### PASSAGE SHOWN
▬▬▬▬▬▬▬▬▬▬
Both Henry and Margaret were great-grandchildren of John of Gaunt and Katherine Swynford and early in the Wars of the Roses they both supported the Lancastrian cause. Henry fought on the Lancastrian side at the Battle of Towton on 29 March 1461. Although in the losing camp, he quickly made his peace with Edward IV, who granted him a pardon on 25 June 1461.

Shortly afterwards, Edward purchased Henry Tudor's wardship for £1000 and placed him in the household of William Herbert, Earl of Pembroke, a staunch Yorkist.

In 1466 the King granted Henry and Margaret the former Beaufort manor of Woking in Surrey. This is said to have been in celebration of the marriage of Henry's nephew, Henry Stafford, 2nd Duke of Buckingham, to Catherine Woodville, sister of the queen consort. The substantial manor house, known variously as Woking Old Hall and Woking Palace, became the principal residence of Henry and Margaret and its position allowed Henry to enter more into political life. He also purchased lands in Old and New Windsor. His brother John, was a regular visitor at Woking "to hunt and play cards" and the staff there included Reginald Bray, who was Henry's Receiver-General.

In May 1467 Henry was summoned to attend the Royal Council at Mortlake and in May 1468 Henry and Margaret were in London to hear the King's public announcement of his intention to invade France. On 20 December 1468 Edward IV visited Woking to attend a hunt and afterwards dined with Henry and Margaret at their hunting lodge at Brookwood.
▬▬▬▬▬▬▬▬▬▬
### EXERCISE AIM
Copy the passage on Henry and Margaret starting at "Both Henry and" and ending at "a staunch Yorkist.", replacing "Lancastrian" with "Red Rose".
▬▬▬▬▬▬▬▬▬▬
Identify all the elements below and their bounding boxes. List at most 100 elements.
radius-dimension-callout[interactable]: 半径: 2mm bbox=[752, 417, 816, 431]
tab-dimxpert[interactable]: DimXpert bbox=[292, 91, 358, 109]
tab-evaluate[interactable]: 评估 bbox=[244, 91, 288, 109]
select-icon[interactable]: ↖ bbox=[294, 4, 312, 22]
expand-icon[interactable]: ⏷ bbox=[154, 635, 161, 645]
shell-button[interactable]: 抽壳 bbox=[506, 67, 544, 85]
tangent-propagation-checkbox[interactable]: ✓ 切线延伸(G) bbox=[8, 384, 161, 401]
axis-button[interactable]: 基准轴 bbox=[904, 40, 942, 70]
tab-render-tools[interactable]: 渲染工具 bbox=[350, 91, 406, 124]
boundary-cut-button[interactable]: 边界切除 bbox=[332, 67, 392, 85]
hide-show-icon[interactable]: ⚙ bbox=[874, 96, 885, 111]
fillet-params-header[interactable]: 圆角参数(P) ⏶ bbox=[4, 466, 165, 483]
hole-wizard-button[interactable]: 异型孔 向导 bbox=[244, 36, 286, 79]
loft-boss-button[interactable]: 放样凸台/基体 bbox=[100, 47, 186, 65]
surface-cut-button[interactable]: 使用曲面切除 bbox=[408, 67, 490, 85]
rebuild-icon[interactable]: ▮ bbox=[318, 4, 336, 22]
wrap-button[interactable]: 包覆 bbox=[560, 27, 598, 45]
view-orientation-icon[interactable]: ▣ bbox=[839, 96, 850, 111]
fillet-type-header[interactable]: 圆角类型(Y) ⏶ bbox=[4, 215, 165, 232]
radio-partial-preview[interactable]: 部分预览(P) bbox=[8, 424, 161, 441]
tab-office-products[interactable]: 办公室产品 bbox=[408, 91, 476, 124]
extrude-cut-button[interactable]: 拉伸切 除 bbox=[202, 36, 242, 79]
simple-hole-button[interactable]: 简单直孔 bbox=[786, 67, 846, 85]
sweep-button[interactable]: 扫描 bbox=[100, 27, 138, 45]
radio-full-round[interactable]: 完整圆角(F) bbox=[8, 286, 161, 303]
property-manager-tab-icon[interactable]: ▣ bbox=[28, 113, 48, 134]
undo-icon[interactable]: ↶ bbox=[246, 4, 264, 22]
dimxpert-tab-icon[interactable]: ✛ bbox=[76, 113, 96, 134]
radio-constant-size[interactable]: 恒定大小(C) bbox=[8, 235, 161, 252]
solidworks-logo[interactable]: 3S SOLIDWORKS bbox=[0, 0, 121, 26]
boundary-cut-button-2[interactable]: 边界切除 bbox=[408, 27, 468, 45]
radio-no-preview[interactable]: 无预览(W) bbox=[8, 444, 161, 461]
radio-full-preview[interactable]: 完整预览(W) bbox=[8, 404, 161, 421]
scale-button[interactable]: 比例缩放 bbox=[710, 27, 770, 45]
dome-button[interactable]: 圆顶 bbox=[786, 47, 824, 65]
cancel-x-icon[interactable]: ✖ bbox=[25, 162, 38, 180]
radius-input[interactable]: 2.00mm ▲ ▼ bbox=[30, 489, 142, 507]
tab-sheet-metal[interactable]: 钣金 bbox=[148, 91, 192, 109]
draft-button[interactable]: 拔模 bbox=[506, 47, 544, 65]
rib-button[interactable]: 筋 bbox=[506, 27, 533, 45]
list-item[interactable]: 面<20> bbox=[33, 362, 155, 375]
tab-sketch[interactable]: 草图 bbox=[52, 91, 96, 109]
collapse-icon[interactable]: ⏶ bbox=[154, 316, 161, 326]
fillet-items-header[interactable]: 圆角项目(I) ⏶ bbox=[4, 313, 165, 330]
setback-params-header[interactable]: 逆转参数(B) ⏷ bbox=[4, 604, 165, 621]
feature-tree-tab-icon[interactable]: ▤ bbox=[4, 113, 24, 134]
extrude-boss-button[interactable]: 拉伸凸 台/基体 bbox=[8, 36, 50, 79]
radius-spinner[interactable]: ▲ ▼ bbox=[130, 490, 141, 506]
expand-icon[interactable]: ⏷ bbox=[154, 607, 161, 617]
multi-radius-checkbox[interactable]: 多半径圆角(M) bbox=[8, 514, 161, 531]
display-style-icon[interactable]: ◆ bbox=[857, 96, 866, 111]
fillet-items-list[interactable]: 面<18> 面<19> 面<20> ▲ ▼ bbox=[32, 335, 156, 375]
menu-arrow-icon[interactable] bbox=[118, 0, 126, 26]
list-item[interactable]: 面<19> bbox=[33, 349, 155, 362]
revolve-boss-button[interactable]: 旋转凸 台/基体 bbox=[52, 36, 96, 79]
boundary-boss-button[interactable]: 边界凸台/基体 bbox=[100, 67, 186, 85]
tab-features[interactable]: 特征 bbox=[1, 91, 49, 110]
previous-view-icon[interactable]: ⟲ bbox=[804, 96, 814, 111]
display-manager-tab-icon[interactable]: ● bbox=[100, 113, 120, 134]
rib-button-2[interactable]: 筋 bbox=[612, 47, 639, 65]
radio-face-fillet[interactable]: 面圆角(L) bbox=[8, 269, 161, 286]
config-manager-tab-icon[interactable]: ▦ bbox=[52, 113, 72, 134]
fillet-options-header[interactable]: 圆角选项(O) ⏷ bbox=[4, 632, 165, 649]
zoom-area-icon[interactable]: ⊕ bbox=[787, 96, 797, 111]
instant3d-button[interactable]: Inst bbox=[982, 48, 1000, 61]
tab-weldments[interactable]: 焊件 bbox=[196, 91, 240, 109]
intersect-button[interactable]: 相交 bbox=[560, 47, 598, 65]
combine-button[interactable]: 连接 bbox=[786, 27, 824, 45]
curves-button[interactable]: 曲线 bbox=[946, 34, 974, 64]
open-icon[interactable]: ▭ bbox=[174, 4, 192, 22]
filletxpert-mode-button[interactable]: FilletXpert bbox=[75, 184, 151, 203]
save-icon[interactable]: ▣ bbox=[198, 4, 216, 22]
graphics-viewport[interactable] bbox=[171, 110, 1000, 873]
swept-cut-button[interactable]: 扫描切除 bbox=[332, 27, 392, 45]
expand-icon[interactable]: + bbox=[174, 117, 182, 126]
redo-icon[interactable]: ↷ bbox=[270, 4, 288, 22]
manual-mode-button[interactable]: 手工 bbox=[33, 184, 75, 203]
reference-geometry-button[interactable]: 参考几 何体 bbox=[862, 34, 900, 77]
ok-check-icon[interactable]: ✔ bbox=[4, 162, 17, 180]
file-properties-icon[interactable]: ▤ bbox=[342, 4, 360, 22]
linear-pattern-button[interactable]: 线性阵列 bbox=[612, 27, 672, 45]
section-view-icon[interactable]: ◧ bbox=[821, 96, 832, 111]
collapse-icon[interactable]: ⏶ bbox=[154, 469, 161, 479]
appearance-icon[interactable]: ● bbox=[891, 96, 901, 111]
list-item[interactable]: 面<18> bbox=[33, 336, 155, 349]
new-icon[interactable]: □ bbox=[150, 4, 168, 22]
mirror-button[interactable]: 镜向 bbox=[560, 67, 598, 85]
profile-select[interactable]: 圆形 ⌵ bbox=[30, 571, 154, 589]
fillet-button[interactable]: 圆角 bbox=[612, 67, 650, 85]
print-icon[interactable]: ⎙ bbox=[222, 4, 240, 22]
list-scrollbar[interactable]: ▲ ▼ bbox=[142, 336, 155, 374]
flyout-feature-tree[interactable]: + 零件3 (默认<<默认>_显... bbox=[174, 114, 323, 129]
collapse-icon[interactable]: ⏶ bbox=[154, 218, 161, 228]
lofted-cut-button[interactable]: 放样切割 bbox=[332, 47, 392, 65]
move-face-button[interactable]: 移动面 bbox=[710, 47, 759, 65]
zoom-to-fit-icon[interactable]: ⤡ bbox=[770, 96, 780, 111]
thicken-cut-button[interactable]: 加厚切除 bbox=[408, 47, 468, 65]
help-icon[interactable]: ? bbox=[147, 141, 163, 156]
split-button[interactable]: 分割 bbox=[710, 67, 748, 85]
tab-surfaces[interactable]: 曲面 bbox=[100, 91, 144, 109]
▬▬▬▬▬▬▬▬▬▬
### REPLY TO THE TASK
Both Henry and Margaret were great-grandchildren of John of Gaunt and Katherine Swynford and early in the Wars of the Roses they both supported the Red Rose cause. Henry fought on the Red Rose side at the Battle of Towton on 29 March 1461. Although in the losing camp, he quickly made his peace with Edward IV, who granted him a pardon on 25 June 1461.

Shortly afterwards, Edward purchased Henry Tudor's wardship for £1000 and placed him in the household of William Herbert, Earl of Pembroke, a staunch Yorkist.